Pick out the lines in the listing below that contain the word "знову" and copy them.

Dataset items
□ □ □ □

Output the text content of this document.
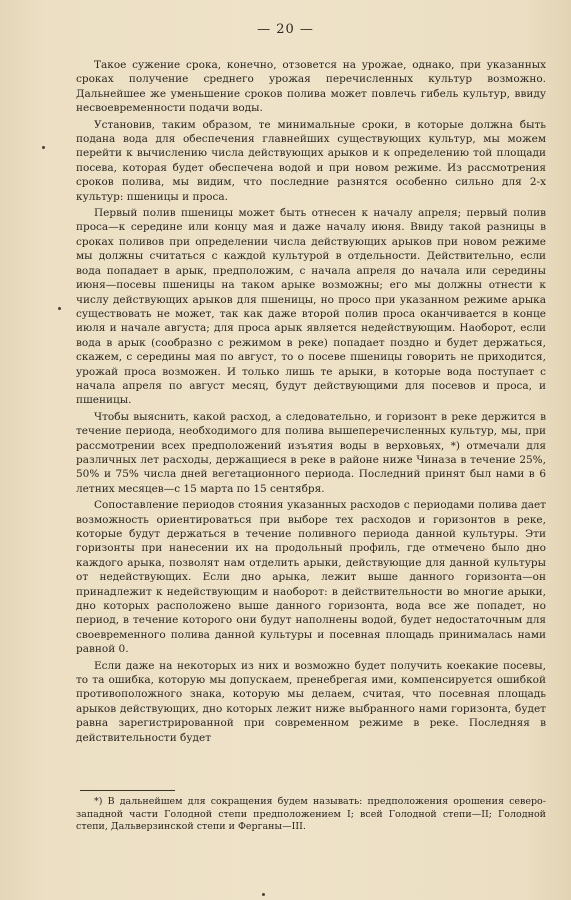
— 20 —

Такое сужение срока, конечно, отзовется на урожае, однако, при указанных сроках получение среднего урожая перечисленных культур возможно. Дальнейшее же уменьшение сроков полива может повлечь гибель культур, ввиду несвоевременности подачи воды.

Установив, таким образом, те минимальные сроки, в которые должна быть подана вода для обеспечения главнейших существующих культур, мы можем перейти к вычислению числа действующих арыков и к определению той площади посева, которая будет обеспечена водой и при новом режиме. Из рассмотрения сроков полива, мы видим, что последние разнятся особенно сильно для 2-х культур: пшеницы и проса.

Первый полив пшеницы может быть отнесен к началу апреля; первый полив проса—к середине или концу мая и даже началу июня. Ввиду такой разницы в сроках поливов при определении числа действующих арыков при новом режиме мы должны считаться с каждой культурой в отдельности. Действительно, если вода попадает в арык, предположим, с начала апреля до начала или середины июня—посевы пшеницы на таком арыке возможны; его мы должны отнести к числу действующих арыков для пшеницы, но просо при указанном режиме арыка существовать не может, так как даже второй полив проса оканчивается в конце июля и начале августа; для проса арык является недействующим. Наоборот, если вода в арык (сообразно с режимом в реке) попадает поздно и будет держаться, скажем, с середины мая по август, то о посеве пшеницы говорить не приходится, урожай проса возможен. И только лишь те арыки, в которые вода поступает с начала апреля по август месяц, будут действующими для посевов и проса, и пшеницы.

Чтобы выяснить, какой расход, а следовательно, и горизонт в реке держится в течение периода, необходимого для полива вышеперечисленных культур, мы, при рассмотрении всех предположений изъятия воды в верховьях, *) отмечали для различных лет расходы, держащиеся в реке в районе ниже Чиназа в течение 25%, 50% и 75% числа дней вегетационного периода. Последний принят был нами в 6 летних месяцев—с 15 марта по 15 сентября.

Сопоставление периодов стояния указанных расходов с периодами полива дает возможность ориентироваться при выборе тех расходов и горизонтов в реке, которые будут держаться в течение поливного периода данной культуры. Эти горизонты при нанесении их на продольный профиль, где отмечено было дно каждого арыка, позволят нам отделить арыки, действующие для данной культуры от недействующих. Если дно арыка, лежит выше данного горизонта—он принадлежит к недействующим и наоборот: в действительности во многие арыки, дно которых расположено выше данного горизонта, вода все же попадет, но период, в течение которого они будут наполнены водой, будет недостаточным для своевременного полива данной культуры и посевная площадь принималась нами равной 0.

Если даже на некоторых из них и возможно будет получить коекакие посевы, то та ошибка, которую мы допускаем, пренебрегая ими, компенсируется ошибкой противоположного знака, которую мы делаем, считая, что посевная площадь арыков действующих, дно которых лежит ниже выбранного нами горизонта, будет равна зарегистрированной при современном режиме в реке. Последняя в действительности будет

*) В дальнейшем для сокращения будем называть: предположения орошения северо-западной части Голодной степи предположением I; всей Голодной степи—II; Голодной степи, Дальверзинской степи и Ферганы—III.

□ □ □ □

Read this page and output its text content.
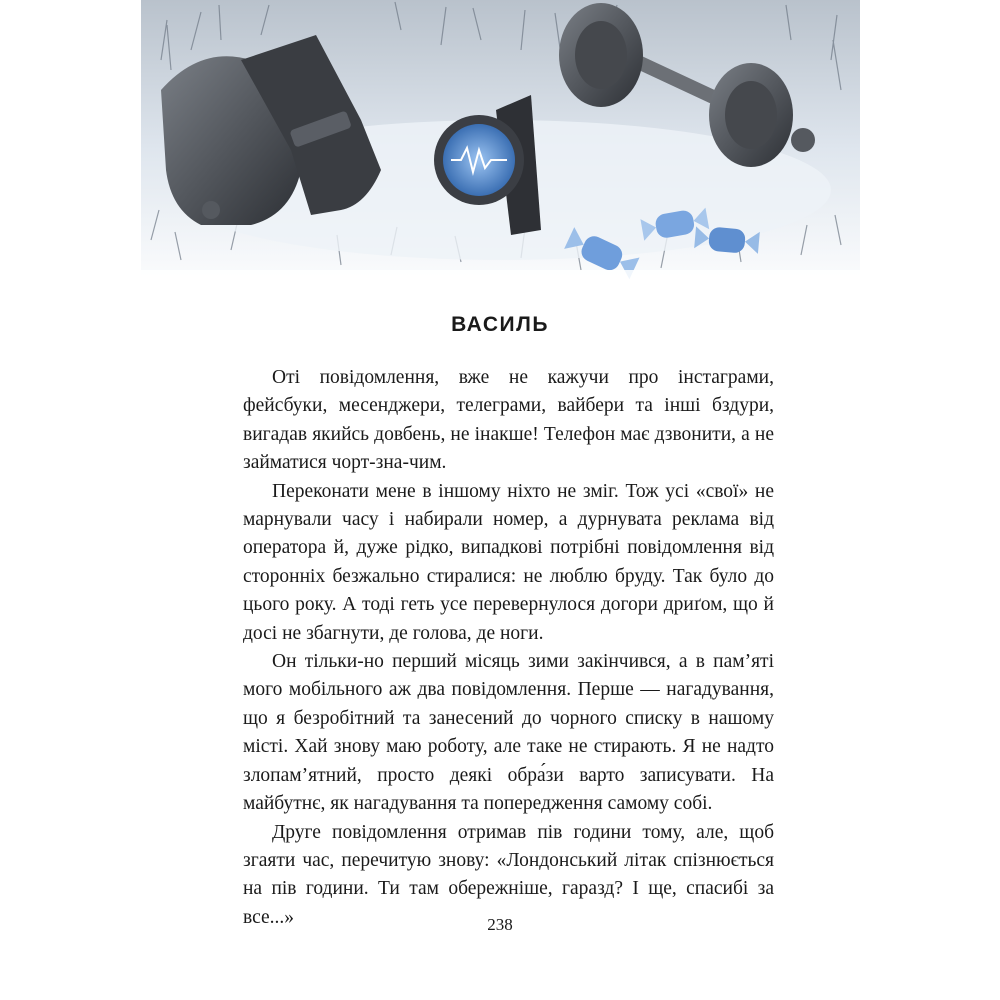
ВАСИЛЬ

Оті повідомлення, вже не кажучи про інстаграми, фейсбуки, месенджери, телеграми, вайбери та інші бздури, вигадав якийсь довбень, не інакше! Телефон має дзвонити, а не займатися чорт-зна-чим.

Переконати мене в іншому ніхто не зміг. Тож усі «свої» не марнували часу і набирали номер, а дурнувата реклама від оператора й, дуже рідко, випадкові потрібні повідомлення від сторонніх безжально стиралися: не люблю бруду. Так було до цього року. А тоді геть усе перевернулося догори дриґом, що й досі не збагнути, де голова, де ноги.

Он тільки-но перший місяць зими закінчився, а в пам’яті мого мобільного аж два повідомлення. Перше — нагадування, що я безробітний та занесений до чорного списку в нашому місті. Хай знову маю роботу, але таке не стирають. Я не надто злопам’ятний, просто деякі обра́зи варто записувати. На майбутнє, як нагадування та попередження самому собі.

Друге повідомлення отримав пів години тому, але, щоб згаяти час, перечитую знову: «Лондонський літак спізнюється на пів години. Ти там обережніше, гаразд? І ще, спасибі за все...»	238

□ □ □ □

## WRITTEN RESPONSE
Он тільки-но перший місяць зими закінчився, а в пам’яті мого мобільного аж два повідомлення. Перше — нагадування, що я безробітний та занесений до чорного списку в нашому місті. Хай знову маю роботу, але таке не стирають. Я не надто злопам’ятний, просто деякі обра́зи варто записувати. На майбутнє, як нагадування та попередження самому собі.
Друге повідомлення отримав пів години тому, але, щоб згаяти час, перечитую знову: «Лондонський літак спізнюється на пів години. Ти там обережніше, гаразд? І ще, спасибі за все...»	238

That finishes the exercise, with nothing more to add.